[Stored dataset items]
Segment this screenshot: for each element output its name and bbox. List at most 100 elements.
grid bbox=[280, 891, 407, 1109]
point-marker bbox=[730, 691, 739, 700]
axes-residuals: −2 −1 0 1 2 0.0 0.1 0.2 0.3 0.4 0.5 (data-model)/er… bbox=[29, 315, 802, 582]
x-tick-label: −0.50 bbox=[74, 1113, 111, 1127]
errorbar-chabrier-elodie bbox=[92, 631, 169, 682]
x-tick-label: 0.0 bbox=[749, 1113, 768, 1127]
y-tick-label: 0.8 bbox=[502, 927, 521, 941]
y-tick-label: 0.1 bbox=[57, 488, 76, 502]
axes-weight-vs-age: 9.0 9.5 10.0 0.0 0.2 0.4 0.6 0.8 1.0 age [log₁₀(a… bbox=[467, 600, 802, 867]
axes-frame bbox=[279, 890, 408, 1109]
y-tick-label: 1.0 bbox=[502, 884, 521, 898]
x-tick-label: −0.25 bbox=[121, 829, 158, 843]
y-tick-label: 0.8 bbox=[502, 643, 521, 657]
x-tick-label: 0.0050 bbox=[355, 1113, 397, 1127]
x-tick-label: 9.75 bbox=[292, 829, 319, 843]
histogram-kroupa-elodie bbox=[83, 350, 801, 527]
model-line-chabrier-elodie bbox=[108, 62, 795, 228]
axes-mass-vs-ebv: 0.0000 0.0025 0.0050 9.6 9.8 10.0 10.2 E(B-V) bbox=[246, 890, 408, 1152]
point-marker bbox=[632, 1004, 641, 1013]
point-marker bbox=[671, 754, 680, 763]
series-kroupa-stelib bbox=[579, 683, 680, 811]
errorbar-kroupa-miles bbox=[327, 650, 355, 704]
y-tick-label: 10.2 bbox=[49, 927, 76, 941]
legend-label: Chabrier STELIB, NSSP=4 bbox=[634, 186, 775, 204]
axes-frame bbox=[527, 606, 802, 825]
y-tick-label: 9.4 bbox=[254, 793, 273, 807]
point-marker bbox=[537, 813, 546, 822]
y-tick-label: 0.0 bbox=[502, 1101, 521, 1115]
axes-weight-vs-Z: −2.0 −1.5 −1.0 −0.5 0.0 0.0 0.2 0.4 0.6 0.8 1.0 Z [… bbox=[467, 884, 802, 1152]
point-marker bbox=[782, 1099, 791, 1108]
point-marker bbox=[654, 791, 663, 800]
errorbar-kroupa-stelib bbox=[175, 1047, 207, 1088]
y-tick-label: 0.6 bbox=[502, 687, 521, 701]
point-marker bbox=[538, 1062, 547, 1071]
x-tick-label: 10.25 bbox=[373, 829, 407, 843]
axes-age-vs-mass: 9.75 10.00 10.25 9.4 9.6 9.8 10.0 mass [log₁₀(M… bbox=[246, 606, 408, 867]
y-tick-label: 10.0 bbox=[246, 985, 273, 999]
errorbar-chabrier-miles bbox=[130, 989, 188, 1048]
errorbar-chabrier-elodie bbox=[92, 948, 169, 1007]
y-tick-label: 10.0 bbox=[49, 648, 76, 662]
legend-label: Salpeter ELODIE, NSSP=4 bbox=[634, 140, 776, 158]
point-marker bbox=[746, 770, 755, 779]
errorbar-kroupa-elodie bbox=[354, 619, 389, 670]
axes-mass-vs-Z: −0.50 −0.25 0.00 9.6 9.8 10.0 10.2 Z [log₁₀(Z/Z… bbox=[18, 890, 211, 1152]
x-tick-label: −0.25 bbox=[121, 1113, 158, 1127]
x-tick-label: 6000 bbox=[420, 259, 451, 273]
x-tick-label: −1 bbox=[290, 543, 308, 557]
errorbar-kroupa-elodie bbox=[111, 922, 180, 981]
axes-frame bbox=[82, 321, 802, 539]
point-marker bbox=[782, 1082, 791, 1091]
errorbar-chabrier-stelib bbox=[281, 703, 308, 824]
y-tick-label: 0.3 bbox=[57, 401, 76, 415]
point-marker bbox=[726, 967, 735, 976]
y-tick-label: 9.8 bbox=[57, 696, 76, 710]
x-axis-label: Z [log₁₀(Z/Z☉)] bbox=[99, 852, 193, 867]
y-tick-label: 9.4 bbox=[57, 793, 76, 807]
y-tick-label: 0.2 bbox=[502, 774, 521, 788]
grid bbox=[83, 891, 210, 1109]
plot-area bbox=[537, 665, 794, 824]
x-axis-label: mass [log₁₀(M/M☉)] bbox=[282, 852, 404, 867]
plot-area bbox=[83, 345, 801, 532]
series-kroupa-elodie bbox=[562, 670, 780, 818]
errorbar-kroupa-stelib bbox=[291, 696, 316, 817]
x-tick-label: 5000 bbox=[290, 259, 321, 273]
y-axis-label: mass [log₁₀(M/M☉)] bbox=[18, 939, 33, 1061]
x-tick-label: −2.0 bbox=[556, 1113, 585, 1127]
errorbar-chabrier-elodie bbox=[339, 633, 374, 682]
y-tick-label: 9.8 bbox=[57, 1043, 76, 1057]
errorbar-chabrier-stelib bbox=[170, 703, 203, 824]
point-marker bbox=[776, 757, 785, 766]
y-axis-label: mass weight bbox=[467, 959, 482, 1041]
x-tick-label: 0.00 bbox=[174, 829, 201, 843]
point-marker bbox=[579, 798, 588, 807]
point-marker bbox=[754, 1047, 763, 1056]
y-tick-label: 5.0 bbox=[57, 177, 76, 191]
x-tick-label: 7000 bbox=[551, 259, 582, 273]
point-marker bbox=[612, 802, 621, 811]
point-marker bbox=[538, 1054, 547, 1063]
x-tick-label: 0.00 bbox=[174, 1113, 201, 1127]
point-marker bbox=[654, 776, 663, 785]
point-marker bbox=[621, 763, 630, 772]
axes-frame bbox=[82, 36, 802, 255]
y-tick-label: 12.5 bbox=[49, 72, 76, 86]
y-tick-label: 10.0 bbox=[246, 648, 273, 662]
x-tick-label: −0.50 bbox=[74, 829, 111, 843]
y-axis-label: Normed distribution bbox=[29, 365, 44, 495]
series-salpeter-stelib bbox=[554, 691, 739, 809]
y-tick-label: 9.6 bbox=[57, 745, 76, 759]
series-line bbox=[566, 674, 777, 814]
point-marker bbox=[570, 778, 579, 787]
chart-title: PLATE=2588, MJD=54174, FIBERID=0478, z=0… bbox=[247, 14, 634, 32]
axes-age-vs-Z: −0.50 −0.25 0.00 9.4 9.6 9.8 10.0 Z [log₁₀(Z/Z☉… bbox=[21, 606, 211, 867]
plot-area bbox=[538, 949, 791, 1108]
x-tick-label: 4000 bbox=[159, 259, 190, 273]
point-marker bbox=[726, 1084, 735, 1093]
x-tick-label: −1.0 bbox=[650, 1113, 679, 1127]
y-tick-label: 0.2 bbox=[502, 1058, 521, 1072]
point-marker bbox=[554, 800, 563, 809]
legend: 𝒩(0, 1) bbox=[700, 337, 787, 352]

Exercise details
From the first of the items through the line containing "point-marker bbox=[654, 791, 663, 800]", rewrite the lines with "axes-frame" replaced by "axes-border" and everything else left the same.

Solution to this exercise
Segment this screenshot: for each element output its name and bbox. List at most 100 elements.
grid bbox=[280, 891, 407, 1109]
point-marker bbox=[730, 691, 739, 700]
axes-residuals: −2 −1 0 1 2 0.0 0.1 0.2 0.3 0.4 0.5 (data-model)/er… bbox=[29, 315, 802, 582]
x-tick-label: −0.50 bbox=[74, 1113, 111, 1127]
errorbar-chabrier-elodie bbox=[92, 631, 169, 682]
x-tick-label: 0.0 bbox=[749, 1113, 768, 1127]
y-tick-label: 0.8 bbox=[502, 927, 521, 941]
y-tick-label: 0.1 bbox=[57, 488, 76, 502]
axes-weight-vs-age: 9.0 9.5 10.0 0.0 0.2 0.4 0.6 0.8 1.0 age [log₁₀(a… bbox=[467, 600, 802, 867]
axes-border bbox=[279, 890, 408, 1109]
y-tick-label: 1.0 bbox=[502, 884, 521, 898]
x-tick-label: −0.25 bbox=[121, 829, 158, 843]
y-tick-label: 0.8 bbox=[502, 643, 521, 657]
x-tick-label: 0.0050 bbox=[355, 1113, 397, 1127]
x-tick-label: 9.75 bbox=[292, 829, 319, 843]
histogram-kroupa-elodie bbox=[83, 350, 801, 527]
model-line-chabrier-elodie bbox=[108, 62, 795, 228]
axes-mass-vs-ebv: 0.0000 0.0025 0.0050 9.6 9.8 10.0 10.2 E(B-V) bbox=[246, 890, 408, 1152]
point-marker bbox=[632, 1004, 641, 1013]
point-marker bbox=[671, 754, 680, 763]
series-kroupa-stelib bbox=[579, 683, 680, 811]
errorbar-kroupa-miles bbox=[327, 650, 355, 704]
y-tick-label: 10.2 bbox=[49, 927, 76, 941]
legend-label: Chabrier STELIB, NSSP=4 bbox=[634, 186, 775, 204]
axes-border bbox=[527, 606, 802, 825]
y-tick-label: 9.4 bbox=[254, 793, 273, 807]
point-marker bbox=[537, 813, 546, 822]
y-tick-label: 0.0 bbox=[502, 1101, 521, 1115]
axes-weight-vs-Z: −2.0 −1.5 −1.0 −0.5 0.0 0.0 0.2 0.4 0.6 0.8 1.0 Z [… bbox=[467, 884, 802, 1152]
point-marker bbox=[782, 1099, 791, 1108]
point-marker bbox=[654, 791, 663, 800]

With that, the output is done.